Reproduce the listing below word for word, leaving the picture out.

====== Dataset extract ======

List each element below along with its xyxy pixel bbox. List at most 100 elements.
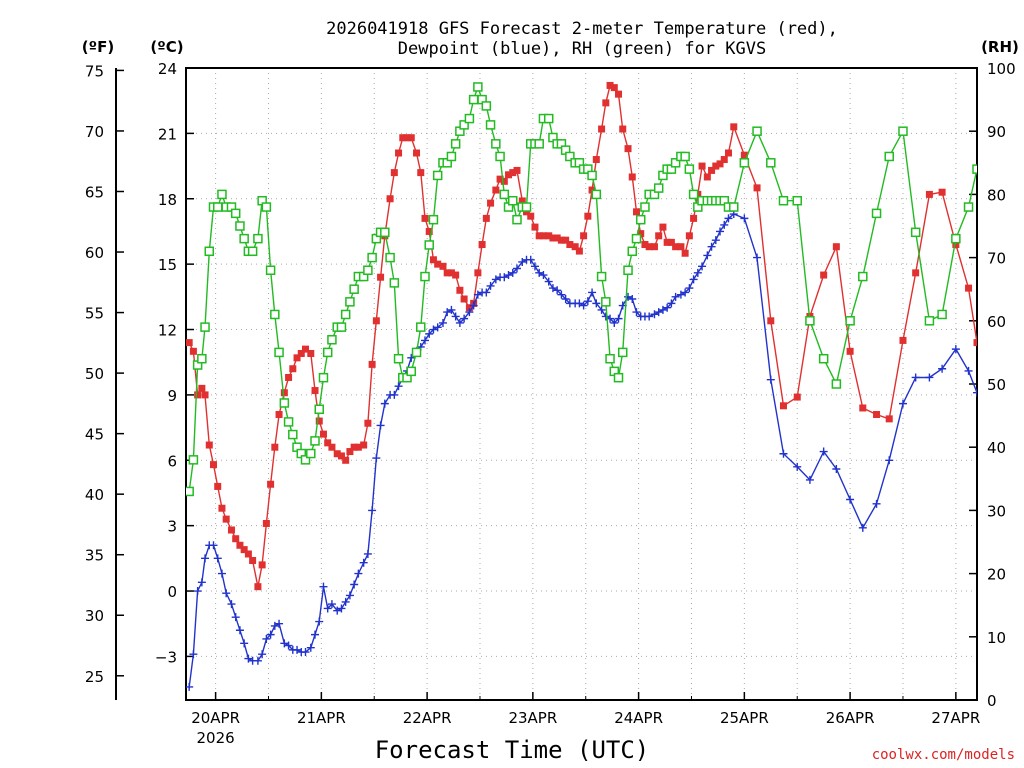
dewpoint-point (455, 318, 464, 327)
dewpoint-point (766, 375, 775, 384)
dewpoint-point (720, 220, 729, 229)
dewpoint-point (544, 277, 553, 286)
axes: 757065605550454035302524211815129630−310… (85, 60, 1016, 747)
fahrenheit-tick-label: 60 (85, 244, 104, 262)
dewpoint-point (535, 268, 544, 277)
celsius-tick-label: 6 (167, 452, 177, 470)
x-tick-label: 20APR (191, 709, 240, 727)
dewpoint-point (911, 373, 920, 382)
temperature-point (324, 439, 332, 447)
x-axis-label: Forecast Time (UTC) (375, 736, 650, 764)
fahrenheit-tick-label: 75 (85, 62, 104, 80)
dewpoint-point (270, 621, 279, 630)
rh-tick-label: 80 (987, 186, 1006, 204)
x-tick-label: 26APR (826, 709, 875, 727)
temperature-point (708, 166, 716, 174)
dewpoint-point (624, 292, 633, 301)
rh-point (495, 151, 505, 162)
temperature-point (500, 177, 508, 185)
temperature-point (740, 151, 748, 159)
dewpoint-point (698, 262, 707, 271)
rh-tick-label: 10 (987, 629, 1006, 647)
rh-point (363, 265, 373, 275)
celsius-tick-label: 15 (158, 256, 177, 274)
temperature-point (779, 402, 787, 410)
rh-tick-label: 100 (987, 60, 1016, 78)
temperature-point (952, 241, 960, 249)
temperature-point (262, 519, 270, 527)
temperature-point (873, 411, 881, 419)
temperature-point (240, 546, 248, 554)
rh-point (420, 271, 430, 282)
dewpoint-point (376, 421, 385, 430)
rh-point (684, 164, 695, 174)
temperature-point (523, 208, 531, 216)
dewpoint-point (575, 299, 584, 308)
temperature-point (346, 448, 354, 456)
dewpoint-point (964, 366, 973, 375)
rh-point (898, 126, 908, 136)
temperature-point (311, 387, 319, 395)
dewpoint-point (266, 630, 275, 639)
temperature-point (619, 125, 627, 133)
rh-point (468, 94, 479, 105)
rh-point (596, 271, 607, 282)
rh-point (729, 202, 739, 212)
dewpoint-point (614, 314, 623, 323)
temperature-point (244, 550, 252, 558)
temperature-point (492, 186, 500, 194)
temperature-point (337, 452, 345, 460)
dewpoint-point (368, 506, 377, 515)
dewpoint-point (658, 305, 667, 314)
dewpoint-point (231, 613, 240, 622)
temperature-point (925, 190, 933, 198)
rh-unit-label: (RH) (981, 38, 1019, 56)
temperature-point (598, 125, 606, 133)
dewpoint-point (258, 650, 267, 659)
temperature-point (319, 430, 327, 438)
temperature-point (703, 173, 711, 181)
rh-point (924, 316, 935, 326)
rh-point (653, 183, 664, 193)
dewpoint-point (333, 606, 342, 615)
dewpoint-point (227, 600, 236, 609)
temperature-point (368, 360, 376, 368)
rh-point (380, 227, 390, 238)
dewpoint-point (486, 281, 495, 290)
temperature-point (667, 238, 675, 246)
temperature-point (285, 373, 293, 381)
temperature-point (584, 212, 592, 220)
temperature-point (602, 99, 610, 107)
series-group (186, 81, 977, 691)
rh-point (739, 158, 750, 168)
rh-point (464, 113, 475, 124)
temperature-point (545, 232, 553, 240)
celsius-tick-label: 18 (158, 191, 177, 209)
dewpoint-point (832, 464, 841, 473)
dewpoint-point (244, 654, 253, 663)
dewpoint-point (327, 600, 336, 609)
temperature-point (580, 232, 588, 240)
dewpoint-point (885, 456, 894, 465)
dewpoint-point (539, 271, 548, 280)
dewpoint-point (284, 641, 293, 650)
rh-point (473, 82, 483, 92)
temperature-point (912, 269, 920, 277)
dewpoint-point (319, 582, 328, 591)
dewpoint-point (703, 251, 712, 260)
rh-point (635, 214, 646, 225)
rh-point (972, 164, 977, 174)
dewpoint-point (350, 580, 359, 589)
temperature-point (372, 317, 380, 325)
chart-title-line-1: 2026041918 GFS Forecast 2-meter Temperat… (326, 19, 838, 39)
rh-tick-label: 60 (987, 313, 1006, 331)
temperature-point (315, 417, 323, 425)
temperature-point (641, 241, 649, 249)
temperature-point (650, 243, 658, 251)
dewpoint-point (390, 390, 399, 399)
temperature-point (478, 241, 486, 249)
temperature-point (553, 234, 561, 242)
rh-tick-label: 40 (987, 439, 1006, 457)
temperature-point (606, 81, 614, 89)
rh-point (367, 252, 377, 263)
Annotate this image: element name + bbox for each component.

======

§ Answer for this exercise
List each element below along with its xyxy pixel bbox. List at most 100 elements.
dewpoint-point (455, 318, 464, 327)
dewpoint-point (766, 375, 775, 384)
dewpoint-point (720, 220, 729, 229)
dewpoint-point (544, 277, 553, 286)
axes: 757065605550454035302524211815129630−310… (85, 60, 1016, 747)
fahrenheit-tick-label: 60 (85, 244, 104, 262)
dewpoint-point (535, 268, 544, 277)
celsius-tick-label: 6 (167, 452, 177, 470)
x-tick-label: 20APR (191, 709, 240, 727)
dewpoint-point (911, 373, 920, 382)
temperature-point (324, 439, 332, 447)
x-axis-label: Forecast Time (UTC) (375, 736, 650, 764)
fahrenheit-tick-label: 75 (85, 62, 104, 80)
dewpoint-point (270, 621, 279, 630)
rh-tick-label: 80 (987, 186, 1006, 204)
x-tick-label: 26APR (826, 709, 875, 727)
temperature-point (708, 166, 716, 174)
dewpoint-point (624, 292, 633, 301)
rh-point (495, 151, 505, 162)
temperature-point (500, 177, 508, 185)
temperature-point (740, 151, 748, 159)
dewpoint-point (698, 262, 707, 271)
rh-tick-label: 10 (987, 629, 1006, 647)
rh-point (363, 265, 373, 275)
celsius-tick-label: 15 (158, 256, 177, 274)
temperature-point (779, 402, 787, 410)
rh-tick-label: 100 (987, 60, 1016, 78)
temperature-point (952, 241, 960, 249)
temperature-point (262, 519, 270, 527)
temperature-point (873, 411, 881, 419)
temperature-point (240, 546, 248, 554)
rh-point (420, 271, 430, 282)
dewpoint-point (376, 421, 385, 430)
rh-point (684, 164, 695, 174)
temperature-point (523, 208, 531, 216)
dewpoint-point (575, 299, 584, 308)
temperature-point (346, 448, 354, 456)
dewpoint-point (964, 366, 973, 375)
rh-point (898, 126, 908, 136)
temperature-point (311, 387, 319, 395)
dewpoint-point (266, 630, 275, 639)
temperature-point (619, 125, 627, 133)
rh-point (468, 94, 479, 105)
rh-point (596, 271, 607, 282)
rh-point (729, 202, 739, 212)
dewpoint-point (614, 314, 623, 323)
temperature-point (244, 550, 252, 558)
temperature-point (492, 186, 500, 194)
temperature-point (337, 452, 345, 460)
dewpoint-point (368, 506, 377, 515)
dewpoint-point (658, 305, 667, 314)
dewpoint-point (231, 613, 240, 622)
temperature-point (925, 190, 933, 198)
rh-unit-label: (RH) (981, 38, 1019, 56)
temperature-point (598, 125, 606, 133)
dewpoint-point (258, 650, 267, 659)
temperature-point (319, 430, 327, 438)
temperature-point (703, 173, 711, 181)
rh-point (924, 316, 935, 326)
rh-point (653, 183, 664, 193)
dewpoint-point (333, 606, 342, 615)
dewpoint-point (227, 600, 236, 609)
temperature-point (368, 360, 376, 368)
rh-point (380, 227, 390, 238)
dewpoint-point (486, 281, 495, 290)
temperature-point (667, 238, 675, 246)
temperature-point (285, 373, 293, 381)
temperature-point (584, 212, 592, 220)
temperature-point (602, 99, 610, 107)
series-group (186, 81, 977, 691)
rh-point (739, 158, 750, 168)
rh-point (464, 113, 475, 124)
temperature-point (545, 232, 553, 240)
celsius-tick-label: 18 (158, 191, 177, 209)
dewpoint-point (832, 464, 841, 473)
dewpoint-point (244, 654, 253, 663)
dewpoint-point (327, 600, 336, 609)
temperature-point (580, 232, 588, 240)
dewpoint-point (885, 456, 894, 465)
dewpoint-point (539, 271, 548, 280)
dewpoint-point (284, 641, 293, 650)
rh-point (473, 82, 483, 92)
temperature-point (912, 269, 920, 277)
dewpoint-point (319, 582, 328, 591)
dewpoint-point (703, 251, 712, 260)
rh-point (635, 214, 646, 225)
rh-point (972, 164, 977, 174)
dewpoint-point (350, 580, 359, 589)
temperature-point (372, 317, 380, 325)
chart-title-line-1: 2026041918 GFS Forecast 2-meter Temperat… (326, 19, 838, 39)
rh-tick-label: 60 (987, 313, 1006, 331)
temperature-point (315, 417, 323, 425)
temperature-point (641, 241, 649, 249)
temperature-point (650, 243, 658, 251)
dewpoint-point (390, 390, 399, 399)
temperature-point (478, 241, 486, 249)
temperature-point (553, 234, 561, 242)
rh-tick-label: 40 (987, 439, 1006, 457)
temperature-point (606, 81, 614, 89)
rh-point (367, 252, 377, 263)
Annotate this image: element name + bbox for each component.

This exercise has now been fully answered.